##### Data rows #####
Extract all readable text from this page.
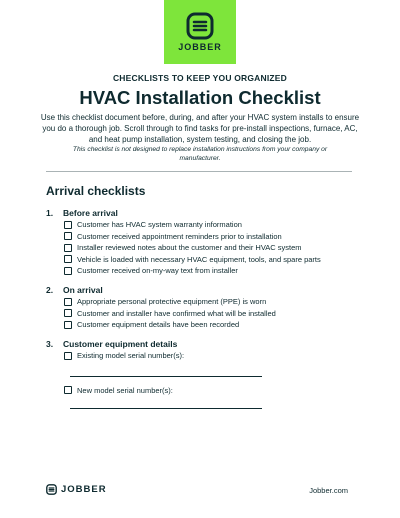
JOBBER
CHECKLISTS TO KEEP YOU ORGANIZED
HVAC Installation Checklist

Use this checklist document before, during, and after your HVAC system installs to ensure you do a thorough job. Scroll through to find tasks for pre-install inspections, furnace, AC, and heat pump installation, system testing, and closing the job.

This checklist is not designed to replace installation instructions from your company or manufacturer.

Arrival checklists
1.	Before arrival
Customer has HVAC system warranty information
Customer received appointment reminders prior to installation
Installer reviewed notes about the customer and their HVAC system
Vehicle is loaded with necessary HVAC equipment, tools, and spare parts
Customer received on-my-way text from installer
2.	On arrival
Appropriate personal protective equipment (PPE) is worn
Customer and installer have confirmed what will be installed
Customer equipment details have been recorded
3.	Customer equipment details
Existing model serial number(s):
New model serial number(s):
JOBBER	Jobber.com
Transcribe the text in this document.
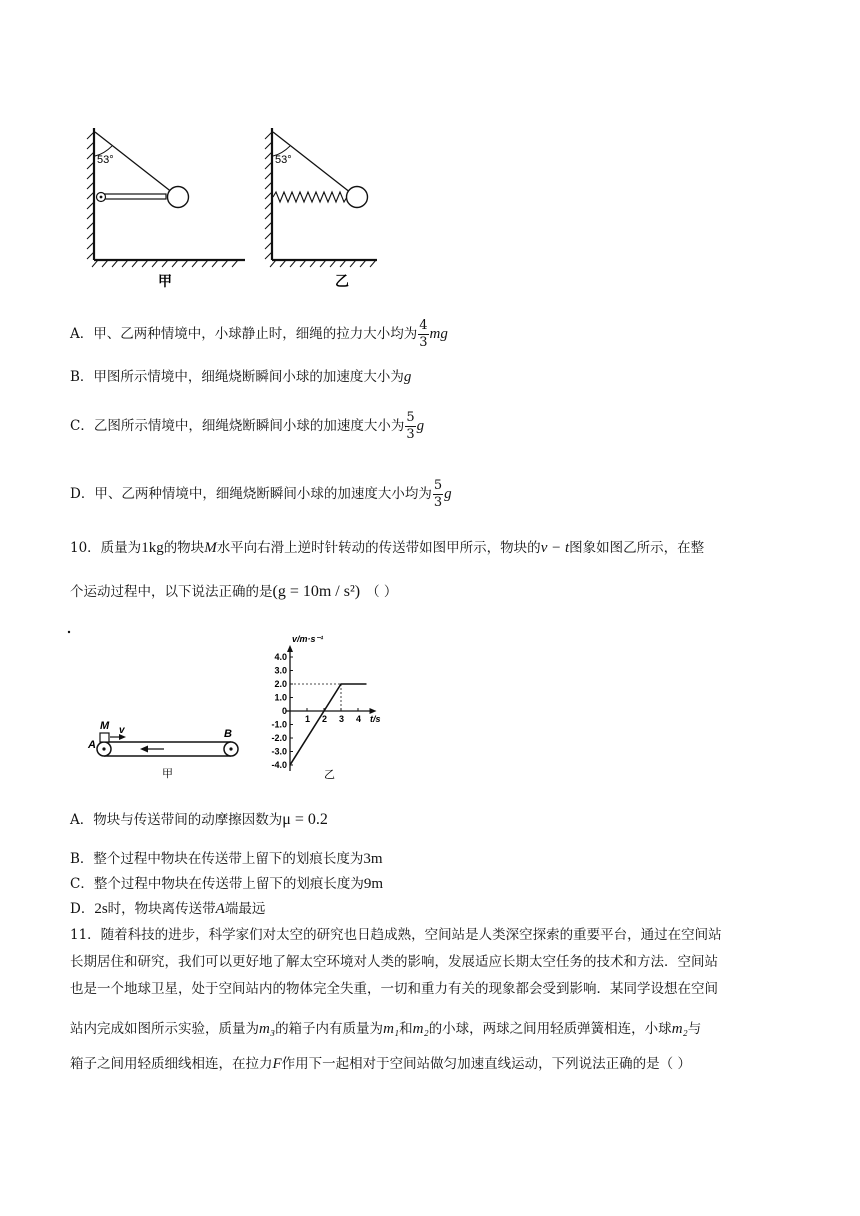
53°
甲
53°
乙
A．甲、乙两种情境中，小球静止时，细绳的拉力大小均为 $\frac{4}{3}$ mg
B．甲图所示情境中，细绳烧断瞬间小球的加速度大小为g
C．乙图所示情境中，细绳烧断瞬间小球的加速度大小为 $\frac{5}{3}$ g
D．甲、乙两种情境中，细绳烧断瞬间小球的加速度大小均为 $\frac{5}{3}$ g
10．质量为1kg的物块M水平向右滑上逆时针转动的传送带如图甲所示，物块的v − t图象如图乙所示，在整
个运动过程中，以下说法正确的是(g = 10m / s²) （ ）
M v
A
B
甲
4.0
3.0
2.0
1.0
0
-1.0
-2.0
-3.0
-4.0
1 2 3 4
v/m·s⁻¹
t/s
乙
A．物块与传送带间的动摩擦因数为μ = 0.2
B．整个过程中物块在传送带上留下的划痕长度为3m
C．整个过程中物块在传送带上留下的划痕长度为9m
D．2s时，物块离传送带A端最远
11．随着科技的进步，科学家们对太空的研究也日趋成熟，空间站是人类深空探索的重要平台，通过在空间站
长期居住和研究，我们可以更好地了解太空环境对人类的影响，发展适应长期太空任务的技术和方法．空间站
也是一个地球卫星，处于空间站内的物体完全失重，一切和重力有关的现象都会受到影响．某同学设想在空间
站内完成如图所示实验，质量为m₃的箱子内有质量为m₁和m₂的小球，两球之间用轻质弹簧相连，小球m₂与
箱子之间用轻质细线相连，在拉力F作用下一起相对于空间站做匀加速直线运动，下列说法正确的是（ ）
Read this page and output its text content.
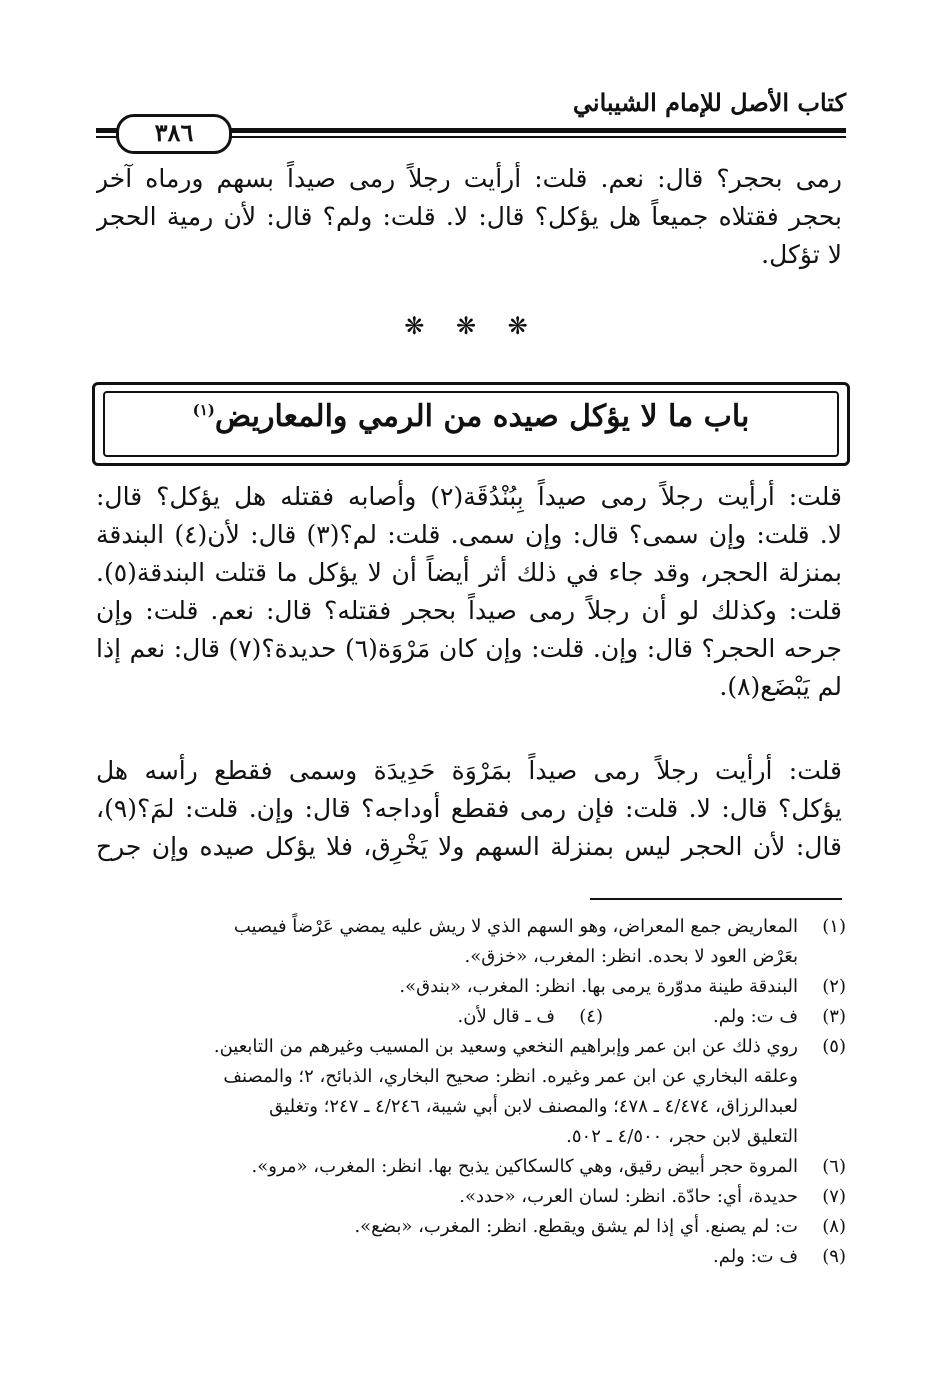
كتاب الأصل للإمام الشيباني
٣٨٦
رمى بحجر؟ قال: نعم. قلت: أرأيت رجلاً رمى صيداً بسهم ورماه آخر
بحجر فقتلاه جميعاً هل يؤكل؟ قال: لا. قلت: ولم؟ قال: لأن رمية الحجر
لا تؤكل.
❋ ❋ ❋
باب ما لا يؤكل صيده من الرمي والمعاريض$^{(١)}$
قلت: أرأيت رجلاً رمى صيداً بِبُنْدُقَة(٢) وأصابه فقتله هل يؤكل؟ قال:
لا. قلت: وإن سمى؟ قال: وإن سمى. قلت: لم؟(٣) قال: لأن(٤) البندقة
بمنزلة الحجر، وقد جاء في ذلك أثر أيضاً أن لا يؤكل ما قتلت البندقة(٥).
قلت: وكذلك لو أن رجلاً رمى صيداً بحجر فقتله؟ قال: نعم. قلت: وإن
جرحه الحجر؟ قال: وإن. قلت: وإن كان مَرْوَة(٦) حديدة؟(٧) قال: نعم إذا
لم يَبْضَع(٨).
قلت: أرأيت رجلاً رمى صيداً بمَرْوَة حَدِيدَة وسمى فقطع رأسه هل
يؤكل؟ قال: لا. قلت: فإن رمى فقطع أوداجه؟ قال: وإن. قلت: لمَ؟(٩)،
قال: لأن الحجر ليس بمنزلة السهم ولا يَخْرِق، فلا يؤكل صيده وإن جرح
(١)
المعاريض جمع المعراض، وهو السهم الذي لا ريش عليه يمضي عَرْضاً فيصيب
بعَرْض العود لا بحده. انظر: المغرب، «خزق».
(٢)
البندقة طينة مدوّرة يرمى بها. انظر: المغرب، «بندق».
(٣)
ف ت: ولم.
(٤)
ف ـ قال لأن.
(٥)
روي ذلك عن ابن عمر وإبراهيم النخعي وسعيد بن المسيب وغيرهم من التابعين.
وعلقه البخاري عن ابن عمر وغيره. انظر: صحيح البخاري، الذبائح، ٢؛ والمصنف
لعبدالرزاق، ٤/٤٧٤ ـ ٤٧٨؛ والمصنف لابن أبي شيبة، ٤/٢٤٦ ـ ٢٤٧؛ وتغليق
التعليق لابن حجر، ٤/٥٠٠ ـ ٥٠٢.
(٦)
المروة حجر أبيض رقيق، وهي كالسكاكين يذبح بها. انظر: المغرب، «مرو».
(٧)
حديدة، أي: حادّة. انظر: لسان العرب، «حدد».
(٨)
ت: لم يصنع. أي إذا لم يشق ويقطع. انظر: المغرب، «بضع».
(٩)
ف ت: ولم.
#####
Given exercise |
Identify each line holding the string "page", and copy it out.

The answer |
Extract all readable text from this page.
Read this page and output its text content.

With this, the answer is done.